>> BEGIN GIVEN RECORDS
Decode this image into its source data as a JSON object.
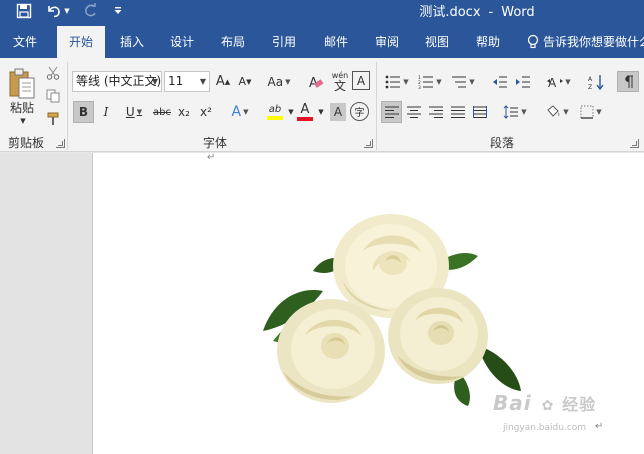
{
  "window": {
    "title": "测试.docx",
    "separator": "-",
    "app_name": "Word"
  },
  "quick_access": [
    "save-icon",
    "undo-icon",
    "redo-icon",
    "customize-icon"
  ],
  "tabs": [
    "文件",
    "开始",
    "插入",
    "设计",
    "布局",
    "引用",
    "邮件",
    "审阅",
    "视图",
    "帮助"
  ],
  "active_tab": "开始",
  "tell_me": "告诉我你想要做什么",
  "clipboard": {
    "paste_label": "粘贴",
    "group_label": "剪贴板"
  },
  "font": {
    "font_name": "等线 (中文正文)",
    "font_size": "11",
    "grow_label": "A",
    "shrink_label": "A",
    "case_label": "Aa",
    "pinyin_label": "wén",
    "pinyin_char": "文",
    "border_char": "A",
    "bold": "B",
    "italic": "I",
    "underline": "U",
    "strike": "abc",
    "subscript": "x₂",
    "superscript": "x²",
    "effects": "A",
    "highlight": "ab",
    "color": "A",
    "shade": "A",
    "enclose": "字",
    "group_label": "字体"
  },
  "paragraph": {
    "group_label": "段落"
  },
  "document": {
    "paragraph_mark": "↵",
    "watermark_main": "Bai",
    "watermark_sub": "经验",
    "watermark_url": "jingyan.baidu.com"
  },
  "colors": {
    "ribbon_blue": "#2b579a",
    "highlight_yellow": "#ffff00",
    "font_red": "#e81123"
  }
}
>> END GIVEN RECORDS
▶ THE PROBLEM
Quote every record above exactly, omitting any pictures they contain.

▶ RESPONSE TO THIS TASK
Decode this image into its source data as a JSON object.
{
  "window": {
    "title": "测试.docx",
    "separator": "-",
    "app_name": "Word"
  },
  "quick_access": [
    "save-icon",
    "undo-icon",
    "redo-icon",
    "customize-icon"
  ],
  "tabs": [
    "文件",
    "开始",
    "插入",
    "设计",
    "布局",
    "引用",
    "邮件",
    "审阅",
    "视图",
    "帮助"
  ],
  "active_tab": "开始",
  "tell_me": "告诉我你想要做什么",
  "clipboard": {
    "paste_label": "粘贴",
    "group_label": "剪贴板"
  },
  "font": {
    "font_name": "等线 (中文正文)",
    "font_size": "11",
    "grow_label": "A",
    "shrink_label": "A",
    "case_label": "Aa",
    "pinyin_label": "wén",
    "pinyin_char": "文",
    "border_char": "A",
    "bold": "B",
    "italic": "I",
    "underline": "U",
    "strike": "abc",
    "subscript": "x₂",
    "superscript": "x²",
    "effects": "A",
    "highlight": "ab",
    "color": "A",
    "shade": "A",
    "enclose": "字",
    "group_label": "字体"
  },
  "paragraph": {
    "group_label": "段落"
  },
  "document": {
    "paragraph_mark": "↵",
    "watermark_main": "Bai",
    "watermark_sub": "经验",
    "watermark_url": "jingyan.baidu.com"
  },
  "colors": {
    "ribbon_blue": "#2b579a",
    "highlight_yellow": "#ffff00",
    "font_red": "#e81123"
  }
}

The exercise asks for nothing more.